◆ WHAT THE TASK REQUIRES:
Copy out the Fred Børre Lundberg biography below, word for word and in full.

-------- TEXT UNDER STUDY --------

Fred Børre Lundberg (born 25 December 1969 in Hammerfest and raised in Bardufoss) is a former Nordic combined skier from Bardu, Norway. He dominated the sport in the 1990s, winning both at the FIS Nordic World Ski Championships and at the Winter Olympics.

Lundberg won six medals at the Nordic skiing world championships, including three golds (15 km individual: 1991, 1995; 4 x 5 km team: 1997) and three silvers (3 x 10 km team: 1993, 4 x 5 km team: 1995, and 1999). At the Winter Olympics, he won four medals, including two golds (15 km individual: 1994, 4 x 5 km team 1998) and two silvers (3 x 10 km team: 1992, 1994).

He won the Holmenkollen medal in 1998 (shared with Larissa Lazutina, Alexey Prokurorov, and Harri Kirvesniemi).

Lundberg lives with Marit Bjørgen, an Olympic champion in cross-country skiing, in Holmenkollen, Oslo.

-------- INFORMATION SHOWN --------

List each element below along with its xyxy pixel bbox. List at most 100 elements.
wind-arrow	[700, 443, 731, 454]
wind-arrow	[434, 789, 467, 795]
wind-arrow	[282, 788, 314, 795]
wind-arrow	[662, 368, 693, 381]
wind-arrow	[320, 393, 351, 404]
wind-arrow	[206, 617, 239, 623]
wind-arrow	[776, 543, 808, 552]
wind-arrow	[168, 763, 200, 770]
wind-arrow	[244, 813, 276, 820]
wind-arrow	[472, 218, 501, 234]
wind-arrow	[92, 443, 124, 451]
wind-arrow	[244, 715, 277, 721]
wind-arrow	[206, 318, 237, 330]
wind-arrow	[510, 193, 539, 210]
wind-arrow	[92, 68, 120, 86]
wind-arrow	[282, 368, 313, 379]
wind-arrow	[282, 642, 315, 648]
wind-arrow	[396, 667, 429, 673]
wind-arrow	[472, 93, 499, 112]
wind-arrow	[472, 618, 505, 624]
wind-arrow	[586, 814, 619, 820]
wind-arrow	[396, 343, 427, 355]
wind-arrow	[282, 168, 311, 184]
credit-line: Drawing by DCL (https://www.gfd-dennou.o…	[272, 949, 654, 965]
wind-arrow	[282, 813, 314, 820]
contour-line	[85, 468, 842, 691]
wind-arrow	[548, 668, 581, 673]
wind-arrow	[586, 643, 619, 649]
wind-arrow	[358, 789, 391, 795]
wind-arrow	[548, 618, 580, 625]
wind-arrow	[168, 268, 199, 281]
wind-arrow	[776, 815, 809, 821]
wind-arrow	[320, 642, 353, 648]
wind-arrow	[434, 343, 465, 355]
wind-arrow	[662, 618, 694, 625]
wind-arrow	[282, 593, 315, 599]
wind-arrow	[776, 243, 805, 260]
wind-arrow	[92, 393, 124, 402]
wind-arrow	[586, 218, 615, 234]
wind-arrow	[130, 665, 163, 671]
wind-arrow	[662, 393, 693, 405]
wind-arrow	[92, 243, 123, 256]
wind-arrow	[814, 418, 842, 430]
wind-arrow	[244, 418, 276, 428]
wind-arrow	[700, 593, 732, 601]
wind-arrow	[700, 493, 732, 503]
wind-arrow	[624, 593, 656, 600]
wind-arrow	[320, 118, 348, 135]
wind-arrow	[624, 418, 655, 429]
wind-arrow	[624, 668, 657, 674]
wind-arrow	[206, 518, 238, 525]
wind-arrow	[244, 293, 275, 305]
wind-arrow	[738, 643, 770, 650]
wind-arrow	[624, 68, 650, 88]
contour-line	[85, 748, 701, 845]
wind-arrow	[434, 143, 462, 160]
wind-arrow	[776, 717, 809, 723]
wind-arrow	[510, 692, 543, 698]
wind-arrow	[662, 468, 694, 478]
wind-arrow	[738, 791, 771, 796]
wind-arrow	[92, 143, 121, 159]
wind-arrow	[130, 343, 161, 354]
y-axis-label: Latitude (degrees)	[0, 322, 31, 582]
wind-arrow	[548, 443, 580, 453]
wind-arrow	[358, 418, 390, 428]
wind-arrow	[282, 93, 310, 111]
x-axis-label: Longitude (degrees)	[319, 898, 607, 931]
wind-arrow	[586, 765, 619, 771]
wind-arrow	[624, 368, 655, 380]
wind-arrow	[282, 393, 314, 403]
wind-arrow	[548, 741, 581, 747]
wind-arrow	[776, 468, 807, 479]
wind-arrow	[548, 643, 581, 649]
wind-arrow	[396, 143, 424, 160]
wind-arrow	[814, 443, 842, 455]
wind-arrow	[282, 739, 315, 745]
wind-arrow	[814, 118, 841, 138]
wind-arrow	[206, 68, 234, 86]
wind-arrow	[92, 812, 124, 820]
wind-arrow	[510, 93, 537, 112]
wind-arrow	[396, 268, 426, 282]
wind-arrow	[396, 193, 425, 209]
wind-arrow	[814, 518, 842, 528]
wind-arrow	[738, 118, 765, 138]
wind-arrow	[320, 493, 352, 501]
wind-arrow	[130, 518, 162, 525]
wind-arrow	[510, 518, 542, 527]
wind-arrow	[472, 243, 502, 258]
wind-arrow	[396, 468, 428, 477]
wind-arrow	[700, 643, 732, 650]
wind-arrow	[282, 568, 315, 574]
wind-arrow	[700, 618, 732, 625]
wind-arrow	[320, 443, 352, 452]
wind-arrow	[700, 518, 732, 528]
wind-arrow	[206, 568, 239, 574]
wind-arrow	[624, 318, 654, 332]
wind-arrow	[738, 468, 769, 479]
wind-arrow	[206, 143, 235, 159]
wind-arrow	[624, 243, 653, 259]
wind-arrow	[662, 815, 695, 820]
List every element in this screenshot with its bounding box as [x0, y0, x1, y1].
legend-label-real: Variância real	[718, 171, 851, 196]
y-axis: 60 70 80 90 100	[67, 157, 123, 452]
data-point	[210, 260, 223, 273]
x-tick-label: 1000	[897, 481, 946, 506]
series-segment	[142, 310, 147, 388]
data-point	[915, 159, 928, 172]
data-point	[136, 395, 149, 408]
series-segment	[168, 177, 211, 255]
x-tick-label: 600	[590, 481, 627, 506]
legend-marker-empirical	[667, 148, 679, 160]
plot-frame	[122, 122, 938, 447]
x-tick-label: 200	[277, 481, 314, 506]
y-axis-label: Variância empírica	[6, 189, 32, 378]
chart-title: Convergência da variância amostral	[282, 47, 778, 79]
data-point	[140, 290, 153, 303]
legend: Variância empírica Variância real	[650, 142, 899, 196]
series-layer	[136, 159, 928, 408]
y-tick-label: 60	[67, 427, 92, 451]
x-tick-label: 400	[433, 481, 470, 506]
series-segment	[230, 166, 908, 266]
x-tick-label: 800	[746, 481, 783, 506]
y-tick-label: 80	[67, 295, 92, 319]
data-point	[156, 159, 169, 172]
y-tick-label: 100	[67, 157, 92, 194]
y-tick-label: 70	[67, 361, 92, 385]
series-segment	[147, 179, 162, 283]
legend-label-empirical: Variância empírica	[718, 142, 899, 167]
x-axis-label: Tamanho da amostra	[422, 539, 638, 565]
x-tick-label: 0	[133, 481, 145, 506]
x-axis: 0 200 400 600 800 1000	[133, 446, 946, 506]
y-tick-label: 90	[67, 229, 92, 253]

--------

◆ ANSWER TO THE EXERCISE:
Fred Børre Lundberg (born 25 December 1969 in Hammerfest and raised in Bardufoss) is a former Nordic combined skier from Bardu, Norway. He dominated the sport in the 1990s, winning both at the FIS Nordic World Ski Championships and at the Winter Olympics.

Lundberg won six medals at the Nordic skiing world championships, including three golds (15 km individual: 1991, 1995; 4 x 5 km team: 1997) and three silvers (3 x 10 km team: 1993, 4 x 5 km team: 1995, and 1999). At the Winter Olympics, he won four medals, including two golds (15 km individual: 1994, 4 x 5 km team 1998) and two silvers (3 x 10 km team: 1992, 1994).

He won the Holmenkollen medal in 1998 (shared with Larissa Lazutina, Alexey Prokurorov, and Harri Kirvesniemi).

Lundberg lives with Marit Bjørgen, an Olympic champion in cross-country skiing, in Holmenkollen, Oslo.